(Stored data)
★ ★ ★ ★ ★
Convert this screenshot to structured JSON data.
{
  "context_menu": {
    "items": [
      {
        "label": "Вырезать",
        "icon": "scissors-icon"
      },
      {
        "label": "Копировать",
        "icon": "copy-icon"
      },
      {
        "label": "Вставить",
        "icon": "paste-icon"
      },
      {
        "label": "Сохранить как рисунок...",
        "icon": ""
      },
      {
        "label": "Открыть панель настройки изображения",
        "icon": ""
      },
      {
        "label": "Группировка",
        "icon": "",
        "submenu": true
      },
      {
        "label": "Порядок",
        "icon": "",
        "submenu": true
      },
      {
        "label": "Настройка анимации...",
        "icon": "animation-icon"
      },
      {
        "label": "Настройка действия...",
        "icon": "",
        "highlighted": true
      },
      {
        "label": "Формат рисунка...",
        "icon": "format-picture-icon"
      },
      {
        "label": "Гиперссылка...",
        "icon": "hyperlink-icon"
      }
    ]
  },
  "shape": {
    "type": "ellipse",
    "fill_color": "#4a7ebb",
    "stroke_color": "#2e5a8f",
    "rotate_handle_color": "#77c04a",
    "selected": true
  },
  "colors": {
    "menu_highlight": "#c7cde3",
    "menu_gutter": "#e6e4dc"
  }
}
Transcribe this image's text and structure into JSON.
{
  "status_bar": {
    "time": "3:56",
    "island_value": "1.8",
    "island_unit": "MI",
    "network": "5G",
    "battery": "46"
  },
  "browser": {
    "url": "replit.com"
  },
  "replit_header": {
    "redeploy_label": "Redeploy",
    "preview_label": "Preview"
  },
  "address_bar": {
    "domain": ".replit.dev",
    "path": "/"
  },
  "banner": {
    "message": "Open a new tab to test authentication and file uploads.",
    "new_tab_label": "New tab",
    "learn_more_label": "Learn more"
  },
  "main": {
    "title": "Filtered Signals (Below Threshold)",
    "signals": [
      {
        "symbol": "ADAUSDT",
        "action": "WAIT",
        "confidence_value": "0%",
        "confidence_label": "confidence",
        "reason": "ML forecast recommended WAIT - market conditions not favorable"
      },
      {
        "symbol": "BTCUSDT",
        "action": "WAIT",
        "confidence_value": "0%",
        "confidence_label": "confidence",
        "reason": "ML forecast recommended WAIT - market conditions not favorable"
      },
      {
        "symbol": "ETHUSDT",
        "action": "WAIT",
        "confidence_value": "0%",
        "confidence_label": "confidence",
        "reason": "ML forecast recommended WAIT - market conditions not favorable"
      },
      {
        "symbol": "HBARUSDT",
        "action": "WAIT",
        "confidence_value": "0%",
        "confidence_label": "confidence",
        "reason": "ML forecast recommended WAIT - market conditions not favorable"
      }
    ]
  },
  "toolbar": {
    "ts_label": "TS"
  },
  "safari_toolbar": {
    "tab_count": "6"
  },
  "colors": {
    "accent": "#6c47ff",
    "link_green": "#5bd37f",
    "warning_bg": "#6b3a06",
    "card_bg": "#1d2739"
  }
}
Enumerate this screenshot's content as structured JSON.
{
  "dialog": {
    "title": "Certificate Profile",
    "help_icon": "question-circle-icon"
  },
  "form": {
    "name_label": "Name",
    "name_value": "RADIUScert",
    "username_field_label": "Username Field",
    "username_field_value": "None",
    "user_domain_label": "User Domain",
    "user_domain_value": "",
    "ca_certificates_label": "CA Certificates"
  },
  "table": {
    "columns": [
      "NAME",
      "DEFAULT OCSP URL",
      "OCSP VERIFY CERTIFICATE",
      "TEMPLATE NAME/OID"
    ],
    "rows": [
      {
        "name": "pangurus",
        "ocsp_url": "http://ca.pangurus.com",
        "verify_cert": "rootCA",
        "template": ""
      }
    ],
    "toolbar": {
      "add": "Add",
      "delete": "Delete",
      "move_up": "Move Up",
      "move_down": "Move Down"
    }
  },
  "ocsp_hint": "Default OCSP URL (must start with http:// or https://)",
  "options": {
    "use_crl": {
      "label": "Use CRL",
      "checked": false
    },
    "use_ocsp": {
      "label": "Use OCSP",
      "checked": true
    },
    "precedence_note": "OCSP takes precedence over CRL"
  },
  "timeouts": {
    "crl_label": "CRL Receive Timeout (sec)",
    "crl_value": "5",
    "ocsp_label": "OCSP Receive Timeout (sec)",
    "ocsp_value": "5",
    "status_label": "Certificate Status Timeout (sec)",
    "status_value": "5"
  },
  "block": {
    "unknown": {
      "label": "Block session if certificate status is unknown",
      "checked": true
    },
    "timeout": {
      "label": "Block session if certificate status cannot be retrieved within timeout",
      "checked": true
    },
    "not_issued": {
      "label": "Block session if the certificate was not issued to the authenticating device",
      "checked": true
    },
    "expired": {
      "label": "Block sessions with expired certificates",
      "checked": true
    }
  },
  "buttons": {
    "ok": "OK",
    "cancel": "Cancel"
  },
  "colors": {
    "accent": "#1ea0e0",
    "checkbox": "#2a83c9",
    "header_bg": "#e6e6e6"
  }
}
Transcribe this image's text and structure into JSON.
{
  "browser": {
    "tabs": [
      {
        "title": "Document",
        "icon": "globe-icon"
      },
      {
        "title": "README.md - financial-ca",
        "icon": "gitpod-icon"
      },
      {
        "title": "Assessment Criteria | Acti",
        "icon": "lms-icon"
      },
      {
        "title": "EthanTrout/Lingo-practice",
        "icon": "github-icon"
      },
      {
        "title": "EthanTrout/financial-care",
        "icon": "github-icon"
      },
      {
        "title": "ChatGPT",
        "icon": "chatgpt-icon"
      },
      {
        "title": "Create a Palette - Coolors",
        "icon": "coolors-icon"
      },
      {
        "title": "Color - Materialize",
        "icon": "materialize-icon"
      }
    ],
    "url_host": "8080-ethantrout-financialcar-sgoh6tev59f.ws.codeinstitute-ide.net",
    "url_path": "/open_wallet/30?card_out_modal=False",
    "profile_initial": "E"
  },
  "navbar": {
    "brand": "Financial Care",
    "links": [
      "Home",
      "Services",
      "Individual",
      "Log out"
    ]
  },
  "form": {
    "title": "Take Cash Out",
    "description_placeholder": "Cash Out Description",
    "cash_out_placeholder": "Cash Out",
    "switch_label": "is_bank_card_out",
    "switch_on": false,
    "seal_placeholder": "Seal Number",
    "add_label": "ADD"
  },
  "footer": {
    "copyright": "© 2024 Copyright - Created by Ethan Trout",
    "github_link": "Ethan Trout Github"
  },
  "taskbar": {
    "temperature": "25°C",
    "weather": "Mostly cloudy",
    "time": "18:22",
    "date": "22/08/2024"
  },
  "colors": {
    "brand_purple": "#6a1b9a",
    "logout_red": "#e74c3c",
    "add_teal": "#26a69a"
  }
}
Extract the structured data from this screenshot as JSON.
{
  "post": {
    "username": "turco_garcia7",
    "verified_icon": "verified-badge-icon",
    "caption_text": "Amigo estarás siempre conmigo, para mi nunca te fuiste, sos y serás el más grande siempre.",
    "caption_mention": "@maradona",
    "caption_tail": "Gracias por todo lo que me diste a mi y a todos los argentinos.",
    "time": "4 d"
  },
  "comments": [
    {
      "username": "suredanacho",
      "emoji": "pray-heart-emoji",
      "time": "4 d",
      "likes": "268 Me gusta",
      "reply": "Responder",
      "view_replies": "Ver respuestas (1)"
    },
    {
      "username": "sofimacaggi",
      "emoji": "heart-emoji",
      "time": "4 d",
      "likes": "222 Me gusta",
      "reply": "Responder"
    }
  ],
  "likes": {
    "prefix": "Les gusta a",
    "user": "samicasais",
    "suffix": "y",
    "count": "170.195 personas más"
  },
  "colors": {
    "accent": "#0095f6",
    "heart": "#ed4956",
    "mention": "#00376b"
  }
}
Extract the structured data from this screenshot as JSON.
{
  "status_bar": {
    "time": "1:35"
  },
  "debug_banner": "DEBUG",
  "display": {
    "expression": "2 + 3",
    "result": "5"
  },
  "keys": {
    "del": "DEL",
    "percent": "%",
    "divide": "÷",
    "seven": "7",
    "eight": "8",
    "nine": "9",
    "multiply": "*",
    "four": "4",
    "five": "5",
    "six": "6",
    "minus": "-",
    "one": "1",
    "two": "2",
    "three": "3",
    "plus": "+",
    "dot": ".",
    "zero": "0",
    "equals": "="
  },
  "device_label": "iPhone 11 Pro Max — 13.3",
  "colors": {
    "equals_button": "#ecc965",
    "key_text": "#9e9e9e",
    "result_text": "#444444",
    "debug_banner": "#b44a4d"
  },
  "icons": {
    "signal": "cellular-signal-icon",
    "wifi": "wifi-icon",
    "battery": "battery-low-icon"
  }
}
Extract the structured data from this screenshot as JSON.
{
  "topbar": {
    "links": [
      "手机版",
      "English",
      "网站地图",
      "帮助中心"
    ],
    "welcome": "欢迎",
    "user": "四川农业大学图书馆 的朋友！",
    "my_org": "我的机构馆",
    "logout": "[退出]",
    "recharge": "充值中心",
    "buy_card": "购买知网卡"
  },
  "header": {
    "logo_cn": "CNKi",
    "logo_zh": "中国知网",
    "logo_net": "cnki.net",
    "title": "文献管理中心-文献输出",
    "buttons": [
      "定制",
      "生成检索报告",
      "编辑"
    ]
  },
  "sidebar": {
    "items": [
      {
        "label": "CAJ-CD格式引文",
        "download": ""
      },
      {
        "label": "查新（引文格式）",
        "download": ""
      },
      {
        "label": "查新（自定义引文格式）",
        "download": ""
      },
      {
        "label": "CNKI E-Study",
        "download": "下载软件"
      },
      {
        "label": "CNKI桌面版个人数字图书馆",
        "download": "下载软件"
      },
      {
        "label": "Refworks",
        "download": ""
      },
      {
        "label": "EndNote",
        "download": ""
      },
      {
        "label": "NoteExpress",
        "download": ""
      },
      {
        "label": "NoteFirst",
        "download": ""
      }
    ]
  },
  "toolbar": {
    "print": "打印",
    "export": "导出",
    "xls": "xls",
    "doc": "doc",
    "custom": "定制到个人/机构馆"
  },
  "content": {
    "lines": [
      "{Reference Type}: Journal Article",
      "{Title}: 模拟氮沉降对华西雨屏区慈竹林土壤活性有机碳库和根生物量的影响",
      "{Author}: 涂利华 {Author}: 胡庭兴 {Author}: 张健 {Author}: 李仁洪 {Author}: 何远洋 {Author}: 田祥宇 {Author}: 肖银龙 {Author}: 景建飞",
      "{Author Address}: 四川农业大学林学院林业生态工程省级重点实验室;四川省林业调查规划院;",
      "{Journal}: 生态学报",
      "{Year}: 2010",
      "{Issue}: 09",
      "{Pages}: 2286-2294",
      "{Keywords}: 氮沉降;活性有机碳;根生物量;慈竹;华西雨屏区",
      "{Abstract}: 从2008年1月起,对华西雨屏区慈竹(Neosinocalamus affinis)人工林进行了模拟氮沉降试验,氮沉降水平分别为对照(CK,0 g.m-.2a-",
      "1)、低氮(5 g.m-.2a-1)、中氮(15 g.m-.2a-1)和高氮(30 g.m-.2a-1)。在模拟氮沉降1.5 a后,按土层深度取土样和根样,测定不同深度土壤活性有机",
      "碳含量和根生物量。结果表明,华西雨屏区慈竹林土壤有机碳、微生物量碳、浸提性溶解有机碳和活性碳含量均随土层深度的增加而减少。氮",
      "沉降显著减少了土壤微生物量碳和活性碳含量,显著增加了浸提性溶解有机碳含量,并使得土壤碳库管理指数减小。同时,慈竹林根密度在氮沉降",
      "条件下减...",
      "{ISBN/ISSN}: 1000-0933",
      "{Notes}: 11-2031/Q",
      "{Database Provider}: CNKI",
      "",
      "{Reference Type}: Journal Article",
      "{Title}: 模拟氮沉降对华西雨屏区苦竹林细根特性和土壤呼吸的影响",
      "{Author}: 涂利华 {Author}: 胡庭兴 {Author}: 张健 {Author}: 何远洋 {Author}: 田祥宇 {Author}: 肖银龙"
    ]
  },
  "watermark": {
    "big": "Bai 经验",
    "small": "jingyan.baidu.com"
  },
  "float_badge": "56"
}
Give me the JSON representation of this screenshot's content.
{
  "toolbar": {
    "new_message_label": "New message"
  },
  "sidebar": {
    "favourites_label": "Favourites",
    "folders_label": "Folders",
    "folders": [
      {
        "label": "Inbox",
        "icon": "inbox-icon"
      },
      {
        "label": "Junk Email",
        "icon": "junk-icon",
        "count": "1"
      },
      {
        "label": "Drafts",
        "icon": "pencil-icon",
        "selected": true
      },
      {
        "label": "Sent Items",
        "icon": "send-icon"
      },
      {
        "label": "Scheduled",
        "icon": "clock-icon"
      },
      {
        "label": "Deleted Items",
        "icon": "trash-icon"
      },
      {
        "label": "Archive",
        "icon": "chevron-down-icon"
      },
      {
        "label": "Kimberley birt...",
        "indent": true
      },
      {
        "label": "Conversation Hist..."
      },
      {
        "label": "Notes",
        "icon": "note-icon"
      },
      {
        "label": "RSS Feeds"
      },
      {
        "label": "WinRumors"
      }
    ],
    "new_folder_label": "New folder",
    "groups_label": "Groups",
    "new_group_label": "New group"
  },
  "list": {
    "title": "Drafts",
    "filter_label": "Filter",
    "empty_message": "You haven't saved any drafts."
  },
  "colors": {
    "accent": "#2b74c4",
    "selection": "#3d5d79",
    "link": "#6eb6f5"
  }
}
★ ★ ★ ★ ★
GIVEN EXERCISE - Track down all lines above with the string "heart" and copy them.

COMPLETE OUTPUT -
      "emoji": "pray-heart-emoji",
      "emoji": "heart-emoji",
    "heart": "#ed4956",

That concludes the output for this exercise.